EXERCISE GOAL – Return every entry exactly.

EXERCISE INPUTS –
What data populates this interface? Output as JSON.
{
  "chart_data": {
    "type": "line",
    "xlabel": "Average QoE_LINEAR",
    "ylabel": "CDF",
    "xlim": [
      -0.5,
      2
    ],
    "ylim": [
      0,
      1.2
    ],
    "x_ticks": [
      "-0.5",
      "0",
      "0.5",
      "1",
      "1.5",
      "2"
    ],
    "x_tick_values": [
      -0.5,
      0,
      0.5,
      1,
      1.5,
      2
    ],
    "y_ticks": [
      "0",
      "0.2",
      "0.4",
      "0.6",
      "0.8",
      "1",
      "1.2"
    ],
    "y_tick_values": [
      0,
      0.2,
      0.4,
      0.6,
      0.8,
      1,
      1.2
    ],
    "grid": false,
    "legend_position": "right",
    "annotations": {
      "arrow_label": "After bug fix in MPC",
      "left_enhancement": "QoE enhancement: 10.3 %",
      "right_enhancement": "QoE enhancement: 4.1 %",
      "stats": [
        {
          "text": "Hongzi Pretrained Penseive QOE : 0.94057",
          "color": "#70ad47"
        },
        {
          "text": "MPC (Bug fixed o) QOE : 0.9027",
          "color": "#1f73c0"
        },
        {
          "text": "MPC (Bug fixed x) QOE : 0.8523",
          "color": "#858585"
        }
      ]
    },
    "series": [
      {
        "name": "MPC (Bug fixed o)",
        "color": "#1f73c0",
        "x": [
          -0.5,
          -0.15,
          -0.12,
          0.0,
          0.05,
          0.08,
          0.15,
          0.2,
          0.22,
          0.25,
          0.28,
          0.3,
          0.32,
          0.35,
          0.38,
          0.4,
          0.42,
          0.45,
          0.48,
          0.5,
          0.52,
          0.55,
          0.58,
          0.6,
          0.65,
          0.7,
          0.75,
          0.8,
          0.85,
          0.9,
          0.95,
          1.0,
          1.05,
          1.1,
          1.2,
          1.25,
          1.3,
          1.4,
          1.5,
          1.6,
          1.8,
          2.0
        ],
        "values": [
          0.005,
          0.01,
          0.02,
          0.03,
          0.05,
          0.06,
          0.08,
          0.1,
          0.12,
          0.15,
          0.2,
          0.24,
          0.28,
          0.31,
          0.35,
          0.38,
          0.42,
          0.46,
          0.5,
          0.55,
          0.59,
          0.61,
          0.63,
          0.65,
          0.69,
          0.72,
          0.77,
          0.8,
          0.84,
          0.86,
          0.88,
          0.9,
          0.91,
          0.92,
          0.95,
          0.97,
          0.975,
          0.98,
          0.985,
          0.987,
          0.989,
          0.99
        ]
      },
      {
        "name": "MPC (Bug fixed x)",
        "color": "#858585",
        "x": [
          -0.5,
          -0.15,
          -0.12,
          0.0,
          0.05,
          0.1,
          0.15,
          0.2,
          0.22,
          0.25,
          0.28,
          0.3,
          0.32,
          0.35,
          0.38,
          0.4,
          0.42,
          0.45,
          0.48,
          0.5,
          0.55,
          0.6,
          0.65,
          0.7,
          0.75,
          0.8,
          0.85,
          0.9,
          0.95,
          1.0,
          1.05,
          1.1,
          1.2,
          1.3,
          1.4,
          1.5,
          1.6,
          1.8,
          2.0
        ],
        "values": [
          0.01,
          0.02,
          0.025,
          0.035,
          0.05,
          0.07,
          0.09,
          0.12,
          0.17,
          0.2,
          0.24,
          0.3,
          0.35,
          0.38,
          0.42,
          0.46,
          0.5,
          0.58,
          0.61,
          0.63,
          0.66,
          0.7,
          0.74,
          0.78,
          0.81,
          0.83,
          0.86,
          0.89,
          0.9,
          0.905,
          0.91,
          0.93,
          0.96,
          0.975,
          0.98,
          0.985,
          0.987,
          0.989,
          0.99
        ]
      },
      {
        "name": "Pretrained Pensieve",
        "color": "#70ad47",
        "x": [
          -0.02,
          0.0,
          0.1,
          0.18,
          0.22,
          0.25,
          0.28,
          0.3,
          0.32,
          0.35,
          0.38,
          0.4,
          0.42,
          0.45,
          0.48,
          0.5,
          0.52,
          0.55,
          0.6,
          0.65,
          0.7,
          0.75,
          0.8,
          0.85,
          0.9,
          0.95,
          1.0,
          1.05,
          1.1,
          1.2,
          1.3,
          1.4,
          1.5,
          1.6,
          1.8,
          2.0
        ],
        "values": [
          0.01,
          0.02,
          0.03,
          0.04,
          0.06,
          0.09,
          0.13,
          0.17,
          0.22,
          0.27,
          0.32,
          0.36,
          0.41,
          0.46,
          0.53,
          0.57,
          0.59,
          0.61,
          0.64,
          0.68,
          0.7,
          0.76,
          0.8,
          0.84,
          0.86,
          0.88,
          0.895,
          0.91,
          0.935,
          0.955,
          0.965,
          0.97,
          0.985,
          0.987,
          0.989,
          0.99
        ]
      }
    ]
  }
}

RESPONSE TO THIS EXERCISE –
What data populates this interface? Output as JSON.
{
  "chart_data": {
    "type": "line",
    "xlabel": "Average QoE_LINEAR",
    "ylabel": "CDF",
    "xlim": [
      -0.5,
      2
    ],
    "ylim": [
      0,
      1.2
    ],
    "x_ticks": [
      "-0.5",
      "0",
      "0.5",
      "1",
      "1.5",
      "2"
    ],
    "x_tick_values": [
      -0.5,
      0,
      0.5,
      1,
      1.5,
      2
    ],
    "y_ticks": [
      "0",
      "0.2",
      "0.4",
      "0.6",
      "0.8",
      "1",
      "1.2"
    ],
    "y_tick_values": [
      0,
      0.2,
      0.4,
      0.6,
      0.8,
      1,
      1.2
    ],
    "grid": false,
    "legend_position": "right",
    "annotations": {
      "arrow_label": "After bug fix in MPC",
      "left_enhancement": "QoE enhancement: 10.3 %",
      "right_enhancement": "QoE enhancement: 4.1 %",
      "stats": [
        {
          "text": "Hongzi Pretrained Penseive QOE : 0.94057",
          "color": "#70ad47"
        },
        {
          "text": "MPC (Bug fixed o) QOE : 0.9027",
          "color": "#1f73c0"
        },
        {
          "text": "MPC (Bug fixed x) QOE : 0.8523",
          "color": "#858585"
        }
      ]
    },
    "series": [
      {
        "name": "MPC (Bug fixed o)",
        "color": "#1f73c0",
        "x": [
          -0.5,
          -0.15,
          -0.12,
          0.0,
          0.05,
          0.08,
          0.15,
          0.2,
          0.22,
          0.25,
          0.28,
          0.3,
          0.32,
          0.35,
          0.38,
          0.4,
          0.42,
          0.45,
          0.48,
          0.5,
          0.52,
          0.55,
          0.58,
          0.6,
          0.65,
          0.7,
          0.75,
          0.8,
          0.85,
          0.9,
          0.95,
          1.0,
          1.05,
          1.1,
          1.2,
          1.25,
          1.3,
          1.4,
          1.5,
          1.6,
          1.8,
          2.0
        ],
        "values": [
          0.005,
          0.01,
          0.02,
          0.03,
          0.05,
          0.06,
          0.08,
          0.1,
          0.12,
          0.15,
          0.2,
          0.24,
          0.28,
          0.31,
          0.35,
          0.38,
          0.42,
          0.46,
          0.5,
          0.55,
          0.59,
          0.61,
          0.63,
          0.65,
          0.69,
          0.72,
          0.77,
          0.8,
          0.84,
          0.86,
          0.88,
          0.9,
          0.91,
          0.92,
          0.95,
          0.97,
          0.975,
          0.98,
          0.985,
          0.987,
          0.989,
          0.99
        ]
      },
      {
        "name": "MPC (Bug fixed x)",
        "color": "#858585",
        "x": [
          -0.5,
          -0.15,
          -0.12,
          0.0,
          0.05,
          0.1,
          0.15,
          0.2,
          0.22,
          0.25,
          0.28,
          0.3,
          0.32,
          0.35,
          0.38,
          0.4,
          0.42,
          0.45,
          0.48,
          0.5,
          0.55,
          0.6,
          0.65,
          0.7,
          0.75,
          0.8,
          0.85,
          0.9,
          0.95,
          1.0,
          1.05,
          1.1,
          1.2,
          1.3,
          1.4,
          1.5,
          1.6,
          1.8,
          2.0
        ],
        "values": [
          0.01,
          0.02,
          0.025,
          0.035,
          0.05,
          0.07,
          0.09,
          0.12,
          0.17,
          0.2,
          0.24,
          0.3,
          0.35,
          0.38,
          0.42,
          0.46,
          0.5,
          0.58,
          0.61,
          0.63,
          0.66,
          0.7,
          0.74,
          0.78,
          0.81,
          0.83,
          0.86,
          0.89,
          0.9,
          0.905,
          0.91,
          0.93,
          0.96,
          0.975,
          0.98,
          0.985,
          0.987,
          0.989,
          0.99
        ]
      },
      {
        "name": "Pretrained Pensieve",
        "color": "#70ad47",
        "x": [
          -0.02,
          0.0,
          0.1,
          0.18,
          0.22,
          0.25,
          0.28,
          0.3,
          0.32,
          0.35,
          0.38,
          0.4,
          0.42,
          0.45,
          0.48,
          0.5,
          0.52,
          0.55,
          0.6,
          0.65,
          0.7,
          0.75,
          0.8,
          0.85,
          0.9,
          0.95,
          1.0,
          1.05,
          1.1,
          1.2,
          1.3,
          1.4,
          1.5,
          1.6,
          1.8,
          2.0
        ],
        "values": [
          0.01,
          0.02,
          0.03,
          0.04,
          0.06,
          0.09,
          0.13,
          0.17,
          0.22,
          0.27,
          0.32,
          0.36,
          0.41,
          0.46,
          0.53,
          0.57,
          0.59,
          0.61,
          0.64,
          0.68,
          0.7,
          0.76,
          0.8,
          0.84,
          0.86,
          0.88,
          0.895,
          0.91,
          0.935,
          0.955,
          0.965,
          0.97,
          0.985,
          0.987,
          0.989,
          0.99
        ]
      }
    ]
  }
}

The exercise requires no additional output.